**PAGE EXTRACT:**

Knowing what’s already on bookshelves may just be the single most effective (and most overlooked) way to convince an agent where your idea fits in. Here’s how your Competitive Analysis can be your secret weapon.
It’s a rare book that is “the only one” of its kind. If you want to create a successful nonfiction book proposal, you need to go to the trouble of producing a Competitive Analysis.
A client of my book coaching business once had a book idea resulting from a talk she’d been asked to give for an organization. The more she prepared her presentation, the more excited she became about the topic: women and leadership. In researching her talk, she’d already gone through a process similar to outlining a Table of Contents, and she’d even come up with a catchy acronym for her approach. Here’s the problem she faced: This writer had no idea how many other books already existed on the topic of women and leadership—my quick search on Amazon yielded more than 20,000 results. Not only that, she had not considered:
- How her book would be different from the others
- If the category required another book on the topic
- How to make her book stand out.
The more I explained how a successful nonfiction book had to be both unique and necessary—how it had to “fill a hole on the shelf in the bookstore”—the more she felt that her great idea no longer sounded so good. In fact, it still might have been a great idea. But she needed to be strategic in shaping it. She needed to evaluate her book concept against the competition, and show how it would rise above it.
Conduct a Solid Competitive Analysis
In the “Competing Books” or “Competitive Analysis” section of your proposal, you provide agents and acquisitions editors with a detailed look at other books on your topic and how yours compares. The savviest authors also use this information to improve the book idea they’re proposing—until it’s one an agent or publisher can’t say no to.
You may think stiff competition bodes poorly for your book. In truth, if there are many bestsellers in your category, that proves a market exists for books like yours. If you can show that your idea offers new benefits to readers, you can make a case that it will sell just as well—if not better.
Conversely, a category with few books and little competition could represent an opportunity to dominate the niche, if you can load your proposal with facts that show how your book is unique and necessary and that a market exists for it.
- Taking into consideration your book’s category and topic, compile a list of competing titles (books that cover similar information or tell a similar story) by searching physical bookstore and library shelves as well as sites such as Amazon, Barnes & Noble, LibraryThing, Goodreads, Book Depository, Red Room, and general search engines.

Stored dataset items:
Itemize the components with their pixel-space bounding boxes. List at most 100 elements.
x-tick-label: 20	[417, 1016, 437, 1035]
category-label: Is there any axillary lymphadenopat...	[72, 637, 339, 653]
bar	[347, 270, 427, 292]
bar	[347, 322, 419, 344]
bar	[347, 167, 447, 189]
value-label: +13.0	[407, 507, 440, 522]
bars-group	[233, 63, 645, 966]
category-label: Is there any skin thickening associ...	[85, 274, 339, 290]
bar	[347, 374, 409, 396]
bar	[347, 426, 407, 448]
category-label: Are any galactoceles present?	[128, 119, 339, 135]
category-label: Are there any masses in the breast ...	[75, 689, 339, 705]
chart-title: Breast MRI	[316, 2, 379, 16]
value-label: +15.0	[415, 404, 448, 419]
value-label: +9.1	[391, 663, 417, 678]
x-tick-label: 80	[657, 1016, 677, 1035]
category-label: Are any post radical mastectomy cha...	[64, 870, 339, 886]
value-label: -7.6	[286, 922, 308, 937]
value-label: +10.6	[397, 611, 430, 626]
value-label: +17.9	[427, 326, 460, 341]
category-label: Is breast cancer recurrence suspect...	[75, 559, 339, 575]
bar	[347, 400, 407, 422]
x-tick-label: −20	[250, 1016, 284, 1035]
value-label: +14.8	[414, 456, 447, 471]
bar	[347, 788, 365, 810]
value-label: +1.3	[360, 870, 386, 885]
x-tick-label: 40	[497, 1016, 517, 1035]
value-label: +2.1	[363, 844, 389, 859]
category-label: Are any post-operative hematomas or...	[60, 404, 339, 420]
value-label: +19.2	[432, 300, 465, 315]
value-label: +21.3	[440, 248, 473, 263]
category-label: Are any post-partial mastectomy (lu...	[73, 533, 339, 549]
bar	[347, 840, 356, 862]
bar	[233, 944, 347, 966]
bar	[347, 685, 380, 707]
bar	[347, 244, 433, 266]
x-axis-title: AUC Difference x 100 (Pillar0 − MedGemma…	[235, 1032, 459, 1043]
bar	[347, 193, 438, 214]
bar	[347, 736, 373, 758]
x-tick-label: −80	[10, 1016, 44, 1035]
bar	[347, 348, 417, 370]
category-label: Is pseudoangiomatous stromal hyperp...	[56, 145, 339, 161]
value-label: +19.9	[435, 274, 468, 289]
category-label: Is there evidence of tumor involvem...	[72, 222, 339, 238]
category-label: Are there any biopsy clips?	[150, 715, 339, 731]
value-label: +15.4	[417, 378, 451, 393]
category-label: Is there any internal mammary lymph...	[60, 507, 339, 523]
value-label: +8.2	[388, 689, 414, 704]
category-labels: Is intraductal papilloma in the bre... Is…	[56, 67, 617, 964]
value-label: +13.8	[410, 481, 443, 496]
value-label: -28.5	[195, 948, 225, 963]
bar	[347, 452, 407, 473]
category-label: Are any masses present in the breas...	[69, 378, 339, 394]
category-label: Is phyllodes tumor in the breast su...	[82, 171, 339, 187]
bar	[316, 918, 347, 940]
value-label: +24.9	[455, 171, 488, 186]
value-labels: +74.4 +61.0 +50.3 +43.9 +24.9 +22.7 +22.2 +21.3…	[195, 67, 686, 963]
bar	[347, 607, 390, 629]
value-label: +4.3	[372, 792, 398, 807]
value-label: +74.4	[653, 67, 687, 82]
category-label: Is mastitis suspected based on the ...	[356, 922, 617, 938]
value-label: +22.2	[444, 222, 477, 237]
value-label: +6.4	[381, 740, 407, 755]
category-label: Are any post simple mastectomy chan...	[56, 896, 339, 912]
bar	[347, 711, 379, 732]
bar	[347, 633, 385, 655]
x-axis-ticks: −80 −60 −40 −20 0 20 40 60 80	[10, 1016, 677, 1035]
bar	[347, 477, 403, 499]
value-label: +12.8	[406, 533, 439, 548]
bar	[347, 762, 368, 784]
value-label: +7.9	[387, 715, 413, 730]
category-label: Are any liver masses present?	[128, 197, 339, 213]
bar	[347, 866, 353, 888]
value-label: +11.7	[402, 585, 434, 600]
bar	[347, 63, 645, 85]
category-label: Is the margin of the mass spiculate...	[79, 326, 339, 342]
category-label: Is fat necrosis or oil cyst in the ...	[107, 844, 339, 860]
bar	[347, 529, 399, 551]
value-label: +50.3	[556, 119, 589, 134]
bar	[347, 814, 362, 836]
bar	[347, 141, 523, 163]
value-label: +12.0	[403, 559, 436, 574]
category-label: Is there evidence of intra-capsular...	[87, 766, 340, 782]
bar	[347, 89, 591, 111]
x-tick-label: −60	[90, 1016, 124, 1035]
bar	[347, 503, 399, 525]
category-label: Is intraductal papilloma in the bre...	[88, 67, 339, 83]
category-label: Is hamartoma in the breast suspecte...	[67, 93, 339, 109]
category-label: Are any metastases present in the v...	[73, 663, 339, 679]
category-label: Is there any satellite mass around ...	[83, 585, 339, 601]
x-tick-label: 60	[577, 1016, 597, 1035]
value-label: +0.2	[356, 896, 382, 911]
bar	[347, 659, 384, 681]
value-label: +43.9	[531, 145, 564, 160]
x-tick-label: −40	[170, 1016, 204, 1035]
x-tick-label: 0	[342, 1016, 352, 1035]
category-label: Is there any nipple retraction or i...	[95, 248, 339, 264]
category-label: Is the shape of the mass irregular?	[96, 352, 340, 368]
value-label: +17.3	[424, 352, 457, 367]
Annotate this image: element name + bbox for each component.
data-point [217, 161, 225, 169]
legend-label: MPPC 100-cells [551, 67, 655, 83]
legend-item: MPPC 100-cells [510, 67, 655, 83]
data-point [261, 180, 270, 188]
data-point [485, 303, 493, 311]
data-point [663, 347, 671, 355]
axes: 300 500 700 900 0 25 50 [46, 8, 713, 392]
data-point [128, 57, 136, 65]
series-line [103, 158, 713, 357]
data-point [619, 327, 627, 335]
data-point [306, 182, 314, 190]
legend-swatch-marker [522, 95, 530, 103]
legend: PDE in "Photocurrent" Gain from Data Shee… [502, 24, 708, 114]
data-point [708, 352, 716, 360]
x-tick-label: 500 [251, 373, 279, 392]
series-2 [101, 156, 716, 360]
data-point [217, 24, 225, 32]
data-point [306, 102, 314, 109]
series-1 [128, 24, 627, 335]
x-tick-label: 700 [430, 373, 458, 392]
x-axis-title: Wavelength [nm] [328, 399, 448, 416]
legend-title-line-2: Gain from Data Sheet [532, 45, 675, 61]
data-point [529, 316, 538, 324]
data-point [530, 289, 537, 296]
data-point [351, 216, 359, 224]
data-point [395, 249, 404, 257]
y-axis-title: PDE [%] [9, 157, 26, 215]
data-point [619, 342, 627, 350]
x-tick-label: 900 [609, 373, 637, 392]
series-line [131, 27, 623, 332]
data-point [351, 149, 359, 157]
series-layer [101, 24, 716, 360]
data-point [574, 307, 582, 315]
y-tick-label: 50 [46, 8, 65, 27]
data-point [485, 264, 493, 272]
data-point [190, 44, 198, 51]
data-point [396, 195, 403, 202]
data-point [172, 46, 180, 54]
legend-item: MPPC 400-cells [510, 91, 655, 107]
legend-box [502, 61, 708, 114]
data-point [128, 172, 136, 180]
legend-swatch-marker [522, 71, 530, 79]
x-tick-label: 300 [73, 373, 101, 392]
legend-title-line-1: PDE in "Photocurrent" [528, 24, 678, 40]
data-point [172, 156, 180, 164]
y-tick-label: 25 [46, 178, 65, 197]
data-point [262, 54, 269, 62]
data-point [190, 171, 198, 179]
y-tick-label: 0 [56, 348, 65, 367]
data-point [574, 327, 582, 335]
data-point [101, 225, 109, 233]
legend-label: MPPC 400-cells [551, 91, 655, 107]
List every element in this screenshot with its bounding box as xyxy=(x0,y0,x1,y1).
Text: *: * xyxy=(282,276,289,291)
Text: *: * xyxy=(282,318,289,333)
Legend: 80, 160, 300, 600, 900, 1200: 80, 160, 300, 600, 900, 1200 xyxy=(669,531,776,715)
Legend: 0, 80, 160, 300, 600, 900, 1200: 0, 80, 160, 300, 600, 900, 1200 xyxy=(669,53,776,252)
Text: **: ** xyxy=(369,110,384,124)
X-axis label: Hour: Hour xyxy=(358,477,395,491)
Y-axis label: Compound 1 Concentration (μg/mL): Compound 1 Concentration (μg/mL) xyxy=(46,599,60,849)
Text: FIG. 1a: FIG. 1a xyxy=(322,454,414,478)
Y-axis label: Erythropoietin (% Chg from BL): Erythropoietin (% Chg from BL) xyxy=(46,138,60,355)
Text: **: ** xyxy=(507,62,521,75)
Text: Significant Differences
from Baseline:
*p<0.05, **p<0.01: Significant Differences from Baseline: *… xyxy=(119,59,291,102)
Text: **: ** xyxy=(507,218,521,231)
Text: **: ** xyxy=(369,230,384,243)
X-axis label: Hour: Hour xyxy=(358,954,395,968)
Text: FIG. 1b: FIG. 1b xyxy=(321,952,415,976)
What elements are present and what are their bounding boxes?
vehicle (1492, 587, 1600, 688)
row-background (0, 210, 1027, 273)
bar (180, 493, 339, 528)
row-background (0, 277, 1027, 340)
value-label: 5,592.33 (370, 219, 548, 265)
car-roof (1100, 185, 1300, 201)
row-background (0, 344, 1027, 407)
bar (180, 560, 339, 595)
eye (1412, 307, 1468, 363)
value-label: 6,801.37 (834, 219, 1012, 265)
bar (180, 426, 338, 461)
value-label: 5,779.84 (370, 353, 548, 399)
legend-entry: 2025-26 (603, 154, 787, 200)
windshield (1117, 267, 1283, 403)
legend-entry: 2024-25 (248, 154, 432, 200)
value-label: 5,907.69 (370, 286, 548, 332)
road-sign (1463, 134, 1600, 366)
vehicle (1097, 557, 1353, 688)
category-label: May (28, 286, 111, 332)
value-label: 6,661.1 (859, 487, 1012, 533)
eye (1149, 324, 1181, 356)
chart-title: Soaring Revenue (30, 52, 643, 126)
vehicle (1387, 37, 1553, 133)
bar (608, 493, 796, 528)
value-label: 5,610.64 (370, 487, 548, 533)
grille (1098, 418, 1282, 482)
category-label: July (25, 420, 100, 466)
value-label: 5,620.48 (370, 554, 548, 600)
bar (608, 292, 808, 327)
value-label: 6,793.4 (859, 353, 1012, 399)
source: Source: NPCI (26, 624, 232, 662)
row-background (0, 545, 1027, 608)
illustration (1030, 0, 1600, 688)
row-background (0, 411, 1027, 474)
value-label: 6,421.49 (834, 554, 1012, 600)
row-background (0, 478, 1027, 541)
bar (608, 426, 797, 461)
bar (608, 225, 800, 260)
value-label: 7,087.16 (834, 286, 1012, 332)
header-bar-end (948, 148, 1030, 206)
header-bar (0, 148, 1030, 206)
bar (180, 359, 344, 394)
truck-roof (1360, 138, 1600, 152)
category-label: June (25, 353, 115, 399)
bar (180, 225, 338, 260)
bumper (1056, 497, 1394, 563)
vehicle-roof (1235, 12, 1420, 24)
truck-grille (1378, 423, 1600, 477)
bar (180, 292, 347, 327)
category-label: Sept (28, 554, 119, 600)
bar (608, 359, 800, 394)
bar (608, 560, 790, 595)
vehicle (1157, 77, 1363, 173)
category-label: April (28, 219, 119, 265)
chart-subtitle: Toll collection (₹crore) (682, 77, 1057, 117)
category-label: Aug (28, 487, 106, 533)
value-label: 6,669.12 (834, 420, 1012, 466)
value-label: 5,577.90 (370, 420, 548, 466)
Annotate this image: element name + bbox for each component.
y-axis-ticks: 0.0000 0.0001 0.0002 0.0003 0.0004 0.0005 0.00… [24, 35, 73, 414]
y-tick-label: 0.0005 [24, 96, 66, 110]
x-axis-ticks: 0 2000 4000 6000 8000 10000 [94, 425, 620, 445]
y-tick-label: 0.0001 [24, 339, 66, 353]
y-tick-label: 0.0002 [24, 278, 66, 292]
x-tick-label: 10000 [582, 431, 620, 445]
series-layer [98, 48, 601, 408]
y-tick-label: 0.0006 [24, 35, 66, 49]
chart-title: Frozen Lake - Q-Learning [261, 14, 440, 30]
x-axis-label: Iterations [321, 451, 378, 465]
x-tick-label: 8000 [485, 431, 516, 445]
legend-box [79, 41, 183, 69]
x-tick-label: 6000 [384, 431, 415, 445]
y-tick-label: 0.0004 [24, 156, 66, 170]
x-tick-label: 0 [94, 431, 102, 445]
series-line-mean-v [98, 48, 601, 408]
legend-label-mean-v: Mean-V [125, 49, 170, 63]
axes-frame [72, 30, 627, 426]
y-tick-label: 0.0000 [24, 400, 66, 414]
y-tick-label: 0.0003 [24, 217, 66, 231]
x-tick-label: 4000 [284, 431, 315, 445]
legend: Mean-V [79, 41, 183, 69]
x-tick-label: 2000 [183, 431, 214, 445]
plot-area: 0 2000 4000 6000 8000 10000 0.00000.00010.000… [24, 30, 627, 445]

**TASK LIST:**
1. Copy everything in the article on competitive analysis for book proposals from "You may think" down to "general search engines.".
2. Carry on the article about competitive analysis for nonfiction book proposals from the point where it stops.

**ANSWERS TO THE TASKS:**
1.
You may think stiff competition bodes poorly for your book. In truth, if there are many bestsellers in your category, that proves a market exists for books like yours. If you can show that your idea offers new benefits to readers, you can make a case that it will sell just as well—if not better.
Conversely, a category with few books and little competition could represent an opportunity to dominate the niche, if you can load your proposal with facts that show how your book is unique and necessary and that a market exists for it.
- Taking into consideration your book’s category and topic, compile a list of competing titles (books that cover similar information or tell a similar story) by searching physical bookstore and library shelves as well as sites such as Amazon, Barnes & Noble, LibraryThing, Goodreads, Book Depository, Red Room, and general search engines.

2.
- Consider the following factors, looking carefully at each of the competing books you’ve identified: How does it differ from the book you want to write? Is the scope of the book different? How so? Does it have different benefits? What are they? How is it similar to the book you want to write? What are its pros and cons? How would you improve upon it? What promises does the author make to readers? What promises does the author fail to make that he could or should have (or that you can)?
- Study reviews of the competing books you have identified. You can learn a lot from what readers think is good, bad or missing. Plan to include in your book the things that are weak or absent in the competition.
- Visit competing authors’ websites. See what else you can learn about their books’ sales, market, readership, etc.
- Look at the competing authors’ bios. Consider: What are the authors’ credentials (or lack thereof)? How do yours compare? Will it help or hurt you to have different qualifications or similar ones?
Use the Analysis to Improve Your Idea
- Ask yourself: Is there a hole on the shelf in your category? What sort of book is missing? Describe the “perfect” book to fill that hole. Now, how does your book idea compare to the book you just described? Are you offering something other authors have not delivered? Make a list of things you need to do to stand out in your niche.
- Based on your evaluation, decide if you need to make changes to your concept. Drawing on the factors you identified in all the steps leading up to this point, strengthen your idea so that it: Tells a fresh story; offers a different perspective or new angle; presents a compelling argument that other authors have not made; provides different data or more current information; and/or takes readers on a singular journey.
- Compare your credentials to that of the competing authors you have identified. Are you equipped to join the ranks of these authors? What do you need to do or be to compete with them? Do you need a larger platform? What steps can you take to broaden your expertise or reach? What else can you do to show that you are the best person to write this book at this time?
- Once you've made your book’s concept as original and necessary as it can possibly be, add your Competitive Analysis to your book proposal. Narrow the competition t o five you feel are the closest (and strongest, favoring books that seem to have sold well) in comparison to your own project. For each one, list the title, subtitle, author, publisher, copyright year, number of pages, format (paperback or hardcover) and price. Then summarize how it’s similar to your idea (or how it helps readers) as well as how it’s different.
Finish this section with a brief paragraph about how your book stands out from the competition as a whole.
If you love to write and have a story you want to tell, the only thing that can stand between you and the success you’re seeking isn’t craft, or a good agent, or enough Facebook friends and Twitter followers, but fear. Fear that you aren’t good enough, or fear the market is too crowded, or fear no one wants to hear from you. Fortunately, you can’t write while being in the flow and be afraid simultaneously. The question is whether you will write fearlessly.